Do this — Reproduce every record below exactly as it appears.

Extracted records —
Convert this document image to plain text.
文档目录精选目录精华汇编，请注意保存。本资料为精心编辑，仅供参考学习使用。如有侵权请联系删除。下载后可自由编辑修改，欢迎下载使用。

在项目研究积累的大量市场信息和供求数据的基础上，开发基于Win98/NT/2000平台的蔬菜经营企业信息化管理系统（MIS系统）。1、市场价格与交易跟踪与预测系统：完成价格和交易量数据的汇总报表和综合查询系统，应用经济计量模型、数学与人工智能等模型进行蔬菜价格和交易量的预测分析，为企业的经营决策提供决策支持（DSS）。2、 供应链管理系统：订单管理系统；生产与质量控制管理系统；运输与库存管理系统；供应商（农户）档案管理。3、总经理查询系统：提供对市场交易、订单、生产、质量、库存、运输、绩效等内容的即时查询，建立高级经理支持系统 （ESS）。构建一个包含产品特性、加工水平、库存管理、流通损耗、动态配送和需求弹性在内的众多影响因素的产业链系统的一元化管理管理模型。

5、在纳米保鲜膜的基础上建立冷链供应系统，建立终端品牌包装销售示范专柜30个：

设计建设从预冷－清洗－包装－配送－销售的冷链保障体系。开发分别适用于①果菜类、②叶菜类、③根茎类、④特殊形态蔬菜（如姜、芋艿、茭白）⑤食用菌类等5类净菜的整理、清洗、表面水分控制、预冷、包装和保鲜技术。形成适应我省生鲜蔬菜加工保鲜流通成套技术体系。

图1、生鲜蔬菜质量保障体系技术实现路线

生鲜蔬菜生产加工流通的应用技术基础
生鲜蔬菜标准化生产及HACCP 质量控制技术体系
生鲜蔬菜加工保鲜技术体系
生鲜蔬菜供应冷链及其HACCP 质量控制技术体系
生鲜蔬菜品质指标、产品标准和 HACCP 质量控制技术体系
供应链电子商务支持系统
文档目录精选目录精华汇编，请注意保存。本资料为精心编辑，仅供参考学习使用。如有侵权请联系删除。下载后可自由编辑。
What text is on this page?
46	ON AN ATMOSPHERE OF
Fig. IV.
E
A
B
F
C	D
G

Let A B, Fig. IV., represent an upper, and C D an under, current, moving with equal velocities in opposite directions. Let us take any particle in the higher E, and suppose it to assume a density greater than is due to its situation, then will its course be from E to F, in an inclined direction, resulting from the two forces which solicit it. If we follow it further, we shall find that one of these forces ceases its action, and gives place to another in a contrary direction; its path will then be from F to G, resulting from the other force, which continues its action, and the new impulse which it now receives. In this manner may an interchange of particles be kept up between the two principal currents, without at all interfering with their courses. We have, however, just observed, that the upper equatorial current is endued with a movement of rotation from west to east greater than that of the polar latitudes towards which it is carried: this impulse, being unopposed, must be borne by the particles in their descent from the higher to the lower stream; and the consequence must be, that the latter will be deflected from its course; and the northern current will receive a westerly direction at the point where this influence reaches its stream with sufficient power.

Complete answer —
Convert this document image to plain text.
文档目录精选目录精华汇编，请注意保存。本资料为精心编辑，仅供参考学习使用。如有侵权请联系删除。下载后可自由编辑修改，欢迎下载使用。

在项目研究积累的大量市场信息和供求数据的基础上，开发基于Win98/NT/2000平台的蔬菜经营企业信息化管理系统（MIS系统）。1、市场价格与交易跟踪与预测系统：完成价格和交易量数据的汇总报表和综合查询系统，应用经济计量模型、数学与人工智能等模型进行蔬菜价格和交易量的预测分析，为企业的经营决策提供决策支持（DSS）。2、 供应链管理系统：订单管理系统；生产与质量控制管理系统；运输与库存管理系统；供应商（农户）档案管理。3、总经理查询系统：提供对市场交易、订单、生产、质量、库存、运输、绩效等内容的即时查询，建立高级经理支持系统 （ESS）。构建一个包含产品特性、加工水平、库存管理、流通损耗、动态配送和需求弹性在内的众多影响因素的产业链系统的一元化管理管理模型。

5、在纳米保鲜膜的基础上建立冷链供应系统，建立终端品牌包装销售示范专柜30个：

设计建设从预冷－清洗－包装－配送－销售的冷链保障体系。开发分别适用于①果菜类、②叶菜类、③根茎类、④特殊形态蔬菜（如姜、芋艿、茭白）⑤食用菌类等5类净菜的整理、清洗、表面水分控制、预冷、包装和保鲜技术。形成适应我省生鲜蔬菜加工保鲜流通成套技术体系。

图1、生鲜蔬菜质量保障体系技术实现路线

生鲜蔬菜生产加工流通的应用技术基础
生鲜蔬菜标准化生产及HACCP 质量控制技术体系
生鲜蔬菜加工保鲜技术体系
生鲜蔬菜供应冷链及其HACCP 质量控制技术体系
生鲜蔬菜品质指标、产品标准和 HACCP 质量控制技术体系
供应链电子商务支持系统
文档目录精选目录精华汇编，请注意保存。本资料为精心编辑，仅供参考学习使用。如有侵权请联系删除。下载后可自由编辑。
What text is on this page?
46	ON AN ATMOSPHERE OF
Fig. IV.
E
A
B
F
C	D
G

Let A B, Fig. IV., represent an upper, and C D an under, current, moving with equal velocities in opposite directions. Let us take any particle in the higher E, and suppose it to assume a density greater than is due to its situation, then will its course be from E to F, in an inclined direction, resulting from the two forces which solicit it. If we follow it further, we shall find that one of these forces ceases its action, and gives place to another in a contrary direction; its path will then be from F to G, resulting from the other force, which continues its action, and the new impulse which it now receives. In this manner may an interchange of particles be kept up between the two principal currents, without at all interfering with their courses. We have, however, just observed, that the upper equatorial current is endued with a movement of rotation from west to east greater than that of the polar latitudes towards which it is carried: this impulse, being unopposed, must be borne by the particles in their descent from the higher to the lower stream; and the consequence must be, that the latter will be deflected from its course; and the northern current will receive a westerly direction at the point where this influence reaches its stream with sufficient power.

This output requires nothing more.